### What you are asked to do
Reproduce the listing below in full and without alteration, apart from its pictures.

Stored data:
○ ○ ○ ○ ○
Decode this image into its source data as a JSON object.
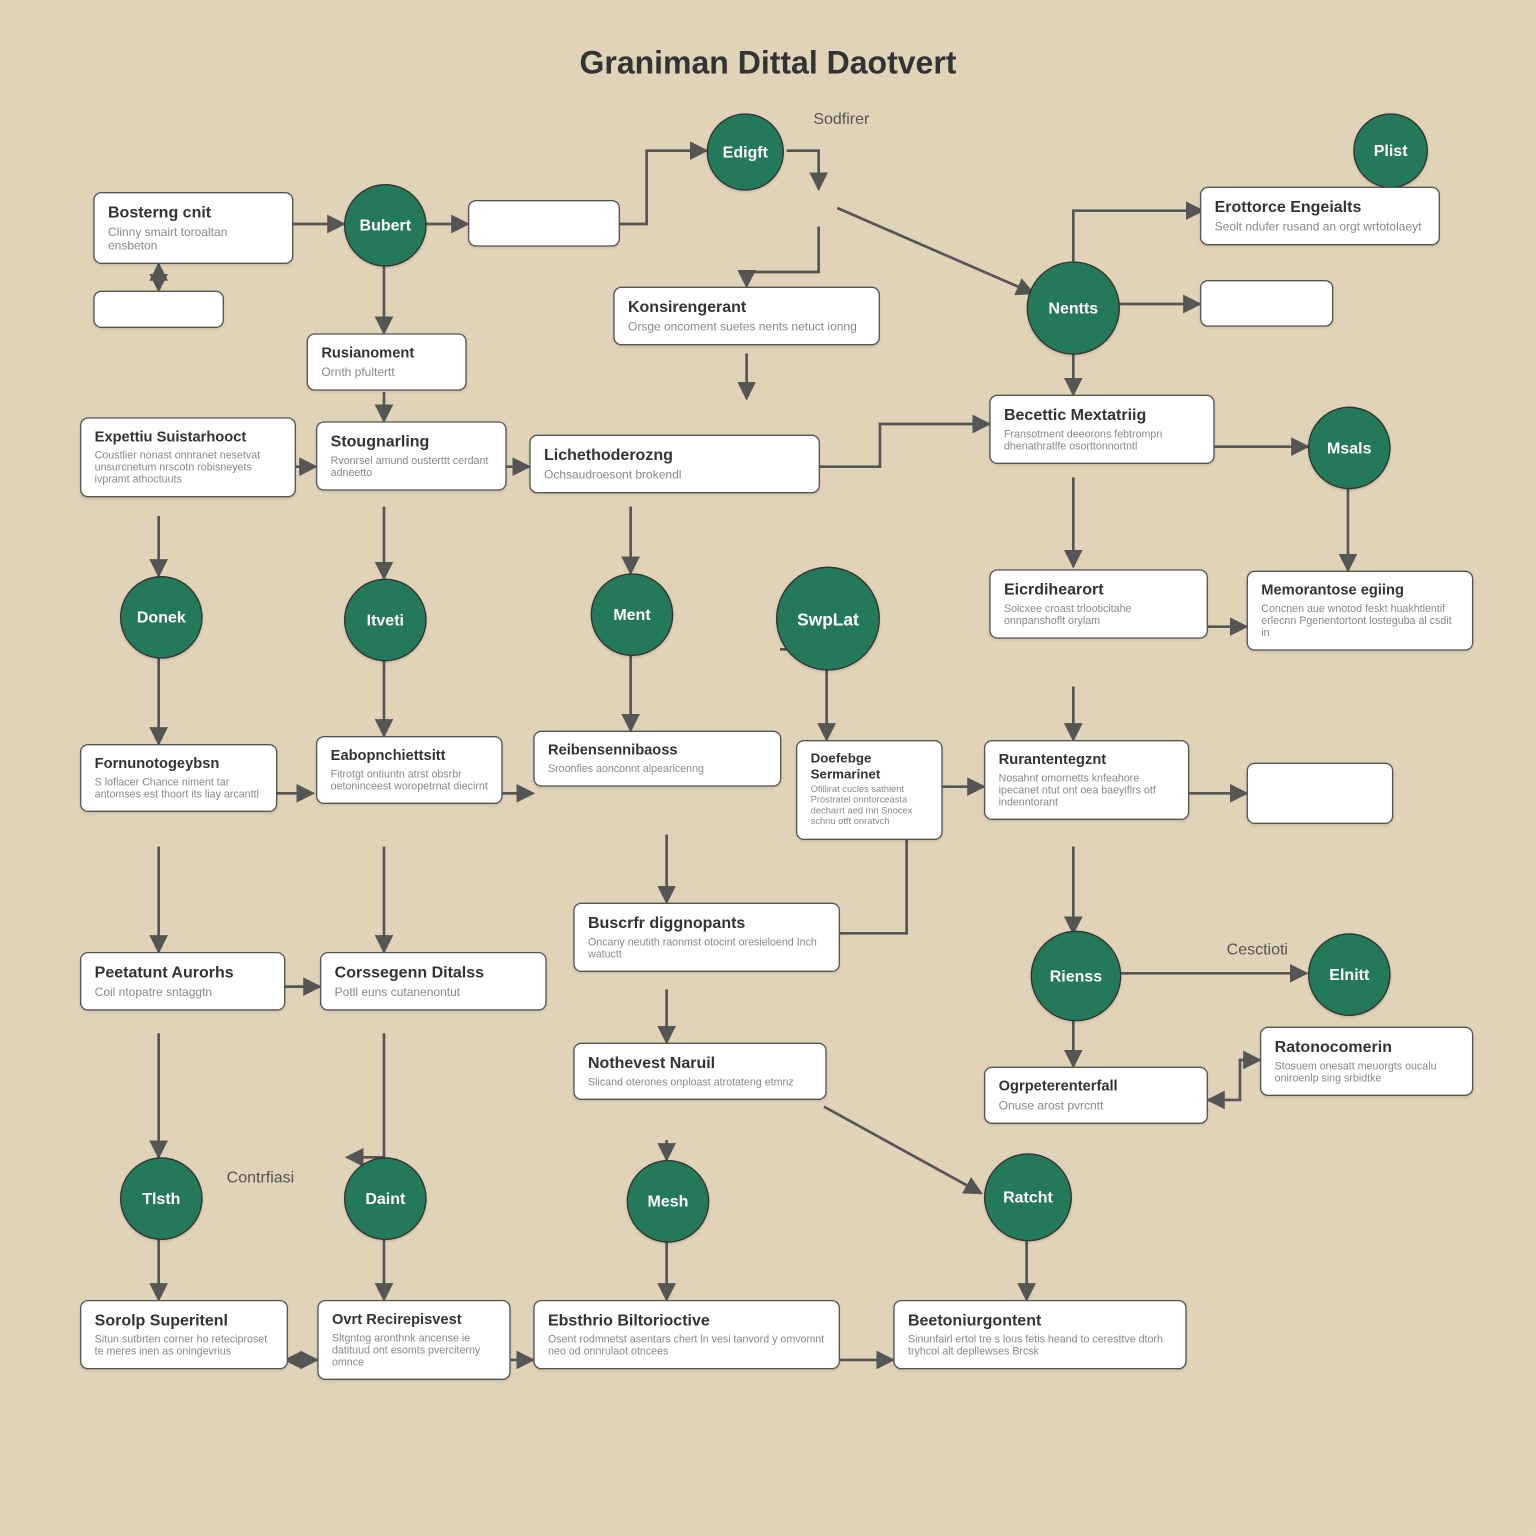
{
  "title": "Graniman Dittal Daotvert",
  "labels": {
    "sodfirer": "Sodfirer",
    "contrfiasi": "Contrfiasi",
    "cesctioti": "Cesctioti"
  },
  "circles": {
    "bubert": "Bubert",
    "edigft": "Edigft",
    "plist": "Plist",
    "nentts": "Nentts",
    "donek": "Donek",
    "itveti": "Itveti",
    "msals": "Msals",
    "ment": "Ment",
    "swplat": "SwpLat",
    "rienss": "Rienss",
    "elnitt": "Elnitt",
    "tlsth": "Tlsth",
    "daint": "Daint",
    "mesh": "Mesh",
    "ratcht": "Ratcht"
  },
  "boxes": {
    "bosterng": {
      "h": "Bosterng cnit",
      "d": "Clinny smairt toroaltan ensbeton"
    },
    "erottorce": {
      "h": "Erottorce Engeialts",
      "d": "Seolt ndufer rusand an orgt wrtotolaeyt"
    },
    "konsirengerant": {
      "h": "Konsirengerant",
      "d": "Orsge oncoment suetes nents netuct ionng"
    },
    "rusianoment": {
      "h": "Rusianoment",
      "d": "Ornth pfultertt"
    },
    "expettiu": {
      "h": "Expettiu Suistarhooct",
      "d": "Coustlier nonast onnranet nesetvat unsurcnetum nrscotn robisneyets ivpramt athoctuuts"
    },
    "stougnarling": {
      "h": "Stougnarling",
      "d": "Rvonrsel amund ousterttt cerdant adneetto"
    },
    "lichethoderozng": {
      "h": "Lichethoderozng",
      "d": "Ochsaudroesont brokendl"
    },
    "becettic": {
      "h": "Becettic Mextatriig",
      "d": "Fransotment deeorons febtrompn dhenathratlfe osorttonnortntl"
    },
    "eicrdihearort": {
      "h": "Eicrdihearort",
      "d": "Soicxee croast trlooticitahe onnpanshoflt orylam"
    },
    "memorantose": {
      "h": "Memorantose egiing",
      "d": "Concnen aue wnotod feskt huakhtlentif erlecnn Pgenentortont losteguba al csdit in"
    },
    "fornunotogeybsn": {
      "h": "Fornunotogeybsn",
      "d": "S loflacer Chance niment tar antomses est thoort its liay arcanttl"
    },
    "eabopnchiettsitt": {
      "h": "Eabopnchiettsitt",
      "d": "Fitrotgt ontiuntn atrst obsrbr oetoninceest woropetrnat diecirnt"
    },
    "reibensennibaoss": {
      "h": "Reibensennibaoss",
      "d": "Sroonfies aonconnt alpearicenng"
    },
    "doefebge": {
      "h": "Doefebge Sermarinet",
      "d": "Ofillirat cucles sathient Prostratel onntorceasta decharrt aed mn Snocex schnu otft onratvch"
    },
    "rurantentegznt": {
      "h": "Rurantentegznt",
      "d": "Nosahnt omornetts knfeahore ipecanet ntut ont oea baeyiflrs otf indenntorant"
    },
    "buscrfr": {
      "h": "Buscrfr diggnopants",
      "d": "Oncany neutith raonmst otocint oresieloend Inch watuctt"
    },
    "peetatunt": {
      "h": "Peetatunt Aurorhs",
      "d": "Coil ntopatre sntaggtn"
    },
    "corssegenn": {
      "h": "Corssegenn Ditalss",
      "d": "Potll euns cutanenontut"
    },
    "nothevest": {
      "h": "Nothevest Naruil",
      "d": "Slicand oterones onploast atrotateng etmnz"
    },
    "ogrpeterenterfall": {
      "h": "Ogrpeterenterfall",
      "d": "Onuse arost pvrcntt"
    },
    "ratonocomerin": {
      "h": "Ratonocomerin",
      "d": "Stosuem onesatt meuorgts oucalu oniroenlp sing srbidtke"
    },
    "sorolp": {
      "h": "Sorolp Superitenl",
      "d": "Situn sutbrten corner ho reteciproset te meres inen as oningevrius"
    },
    "ovrt": {
      "h": "Ovrt Recirepisvest",
      "d": "Sltgntog aronthnk ancense ie datituud ont esomts pverciterny omnce"
    },
    "ebsthrio": {
      "h": "Ebsthrio Biltorioctive",
      "d": "Osent rodmnetst asentars chert ln vesi tanvord y omvomnt neo od onnrulaot otncees"
    },
    "beetoniurgontent": {
      "h": "Beetoniurgontent",
      "d": "Sinunfairl ertol tre s lous fetis heand to ceresttve dtorh tryhcol alt depllewses Brcsk"
    }
  }
}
○ ○ ○ ○ ○
### Written response
Decode this image into its source data as a JSON object.
{
  "title": "Graniman Dittal Daotvert",
  "labels": {
    "sodfirer": "Sodfirer",
    "contrfiasi": "Contrfiasi",
    "cesctioti": "Cesctioti"
  },
  "circles": {
    "bubert": "Bubert",
    "edigft": "Edigft",
    "plist": "Plist",
    "nentts": "Nentts",
    "donek": "Donek",
    "itveti": "Itveti",
    "msals": "Msals",
    "ment": "Ment",
    "swplat": "SwpLat",
    "rienss": "Rienss",
    "elnitt": "Elnitt",
    "tlsth": "Tlsth",
    "daint": "Daint",
    "mesh": "Mesh",
    "ratcht": "Ratcht"
  },
  "boxes": {
    "bosterng": {
      "h": "Bosterng cnit",
      "d": "Clinny smairt toroaltan ensbeton"
    },
    "erottorce": {
      "h": "Erottorce Engeialts",
      "d": "Seolt ndufer rusand an orgt wrtotolaeyt"
    },
    "konsirengerant": {
      "h": "Konsirengerant",
      "d": "Orsge oncoment suetes nents netuct ionng"
    },
    "rusianoment": {
      "h": "Rusianoment",
      "d": "Ornth pfultertt"
    },
    "expettiu": {
      "h": "Expettiu Suistarhooct",
      "d": "Coustlier nonast onnranet nesetvat unsurcnetum nrscotn robisneyets ivpramt athoctuuts"
    },
    "stougnarling": {
      "h": "Stougnarling",
      "d": "Rvonrsel amund ousterttt cerdant adneetto"
    },
    "lichethoderozng": {
      "h": "Lichethoderozng",
      "d": "Ochsaudroesont brokendl"
    },
    "becettic": {
      "h": "Becettic Mextatriig",
      "d": "Fransotment deeorons febtrompn dhenathratlfe osorttonnortntl"
    },
    "eicrdihearort": {
      "h": "Eicrdihearort",
      "d": "Soicxee croast trlooticitahe onnpanshoflt orylam"
    },
    "memorantose": {
      "h": "Memorantose egiing",
      "d": "Concnen aue wnotod feskt huakhtlentif erlecnn Pgenentortont losteguba al csdit in"
    },
    "fornunotogeybsn": {
      "h": "Fornunotogeybsn",
      "d": "S loflacer Chance niment tar antomses est thoort its liay arcanttl"
    },
    "eabopnchiettsitt": {
      "h": "Eabopnchiettsitt",
      "d": "Fitrotgt ontiuntn atrst obsrbr oetoninceest woropetrnat diecirnt"
    },
    "reibensennibaoss": {
      "h": "Reibensennibaoss",
      "d": "Sroonfies aonconnt alpearicenng"
    },
    "doefebge": {
      "h": "Doefebge Sermarinet",
      "d": "Ofillirat cucles sathient Prostratel onntorceasta decharrt aed mn Snocex schnu otft onratvch"
    },
    "rurantentegznt": {
      "h": "Rurantentegznt",
      "d": "Nosahnt omornetts knfeahore ipecanet ntut ont oea baeyiflrs otf indenntorant"
    },
    "buscrfr": {
      "h": "Buscrfr diggnopants",
      "d": "Oncany neutith raonmst otocint oresieloend Inch watuctt"
    },
    "peetatunt": {
      "h": "Peetatunt Aurorhs",
      "d": "Coil ntopatre sntaggtn"
    },
    "corssegenn": {
      "h": "Corssegenn Ditalss",
      "d": "Potll euns cutanenontut"
    },
    "nothevest": {
      "h": "Nothevest Naruil",
      "d": "Slicand oterones onploast atrotateng etmnz"
    },
    "ogrpeterenterfall": {
      "h": "Ogrpeterenterfall",
      "d": "Onuse arost pvrcntt"
    },
    "ratonocomerin": {
      "h": "Ratonocomerin",
      "d": "Stosuem onesatt meuorgts oucalu oniroenlp sing srbidtke"
    },
    "sorolp": {
      "h": "Sorolp Superitenl",
      "d": "Situn sutbrten corner ho reteciproset te meres inen as oningevrius"
    },
    "ovrt": {
      "h": "Ovrt Recirepisvest",
      "d": "Sltgntog aronthnk ancense ie datituud ont esomts pverciterny omnce"
    },
    "ebsthrio": {
      "h": "Ebsthrio Biltorioctive",
      "d": "Osent rodmnetst asentars chert ln vesi tanvord y omvomnt neo od onnrulaot otncees"
    },
    "beetoniurgontent": {
      "h": "Beetoniurgontent",
      "d": "Sinunfairl ertol tre s lous fetis heand to ceresttve dtorh tryhcol alt depllewses Brcsk"
    }
  }
}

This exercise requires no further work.